WHAT THE EXERCISE ASKS:
Say how many lines in the data below contain the word "heading", and give no other text.

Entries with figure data
********
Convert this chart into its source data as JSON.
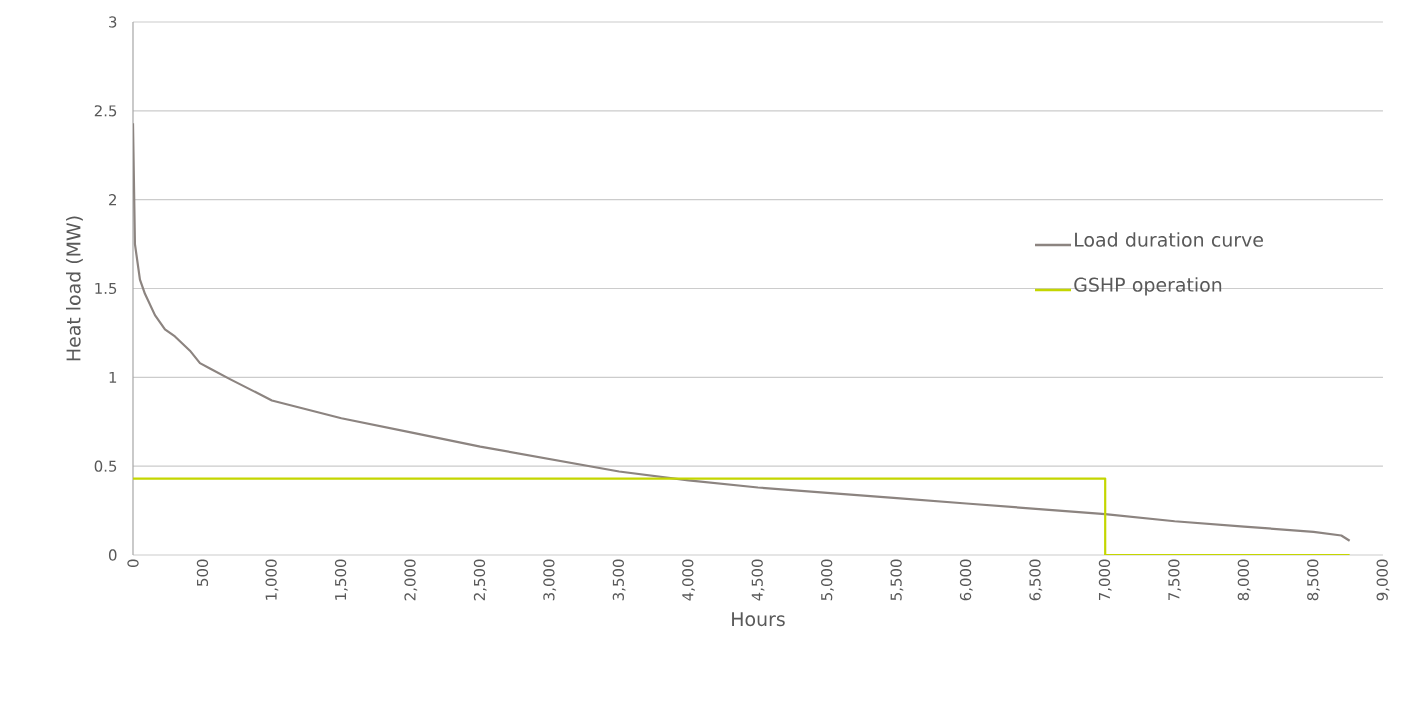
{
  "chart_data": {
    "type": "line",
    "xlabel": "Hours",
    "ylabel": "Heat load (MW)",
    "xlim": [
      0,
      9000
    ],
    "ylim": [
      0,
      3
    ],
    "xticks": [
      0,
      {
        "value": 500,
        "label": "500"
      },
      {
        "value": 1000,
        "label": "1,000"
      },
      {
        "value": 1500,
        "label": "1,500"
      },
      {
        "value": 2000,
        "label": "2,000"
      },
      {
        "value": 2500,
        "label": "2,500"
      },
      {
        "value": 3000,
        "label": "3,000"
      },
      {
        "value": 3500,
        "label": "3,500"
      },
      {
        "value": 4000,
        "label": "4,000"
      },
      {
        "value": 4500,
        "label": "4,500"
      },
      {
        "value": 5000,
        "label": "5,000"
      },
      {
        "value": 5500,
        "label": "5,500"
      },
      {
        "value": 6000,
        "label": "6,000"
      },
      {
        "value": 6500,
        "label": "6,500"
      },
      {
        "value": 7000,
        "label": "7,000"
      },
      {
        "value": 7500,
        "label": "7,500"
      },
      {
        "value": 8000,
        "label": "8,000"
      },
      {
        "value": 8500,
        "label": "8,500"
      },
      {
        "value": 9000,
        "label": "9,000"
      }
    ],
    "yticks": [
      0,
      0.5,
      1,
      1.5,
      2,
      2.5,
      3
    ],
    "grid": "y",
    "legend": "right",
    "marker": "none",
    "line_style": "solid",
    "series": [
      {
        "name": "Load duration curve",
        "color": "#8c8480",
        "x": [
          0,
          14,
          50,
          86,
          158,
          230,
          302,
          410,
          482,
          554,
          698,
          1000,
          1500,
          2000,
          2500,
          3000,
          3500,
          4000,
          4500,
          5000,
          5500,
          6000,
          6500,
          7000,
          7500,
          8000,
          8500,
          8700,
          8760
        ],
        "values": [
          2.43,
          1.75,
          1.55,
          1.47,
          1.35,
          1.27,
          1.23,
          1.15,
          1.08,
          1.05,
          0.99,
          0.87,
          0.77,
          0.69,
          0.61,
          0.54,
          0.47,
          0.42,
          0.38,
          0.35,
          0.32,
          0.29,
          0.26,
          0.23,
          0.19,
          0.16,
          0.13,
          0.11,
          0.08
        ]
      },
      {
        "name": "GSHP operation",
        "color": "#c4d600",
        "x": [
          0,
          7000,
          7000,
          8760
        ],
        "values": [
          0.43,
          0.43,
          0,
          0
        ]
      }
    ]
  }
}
********
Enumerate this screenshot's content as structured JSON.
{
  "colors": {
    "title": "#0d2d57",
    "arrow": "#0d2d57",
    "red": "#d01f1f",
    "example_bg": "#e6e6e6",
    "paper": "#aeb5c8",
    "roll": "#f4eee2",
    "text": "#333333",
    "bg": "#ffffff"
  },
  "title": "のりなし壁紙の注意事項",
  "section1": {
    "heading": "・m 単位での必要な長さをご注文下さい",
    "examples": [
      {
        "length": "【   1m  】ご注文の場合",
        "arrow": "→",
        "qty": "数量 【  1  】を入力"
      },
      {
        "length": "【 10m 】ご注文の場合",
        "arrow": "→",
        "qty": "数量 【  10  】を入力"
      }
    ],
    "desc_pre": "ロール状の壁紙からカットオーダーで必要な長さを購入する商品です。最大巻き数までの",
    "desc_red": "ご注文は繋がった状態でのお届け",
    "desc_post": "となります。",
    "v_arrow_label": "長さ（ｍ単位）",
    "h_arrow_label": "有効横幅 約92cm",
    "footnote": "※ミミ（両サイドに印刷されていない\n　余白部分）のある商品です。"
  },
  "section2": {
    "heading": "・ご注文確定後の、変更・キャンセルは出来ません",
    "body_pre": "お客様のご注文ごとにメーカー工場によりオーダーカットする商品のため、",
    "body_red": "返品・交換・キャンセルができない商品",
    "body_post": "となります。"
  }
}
********
WRITTEN REPLY:
2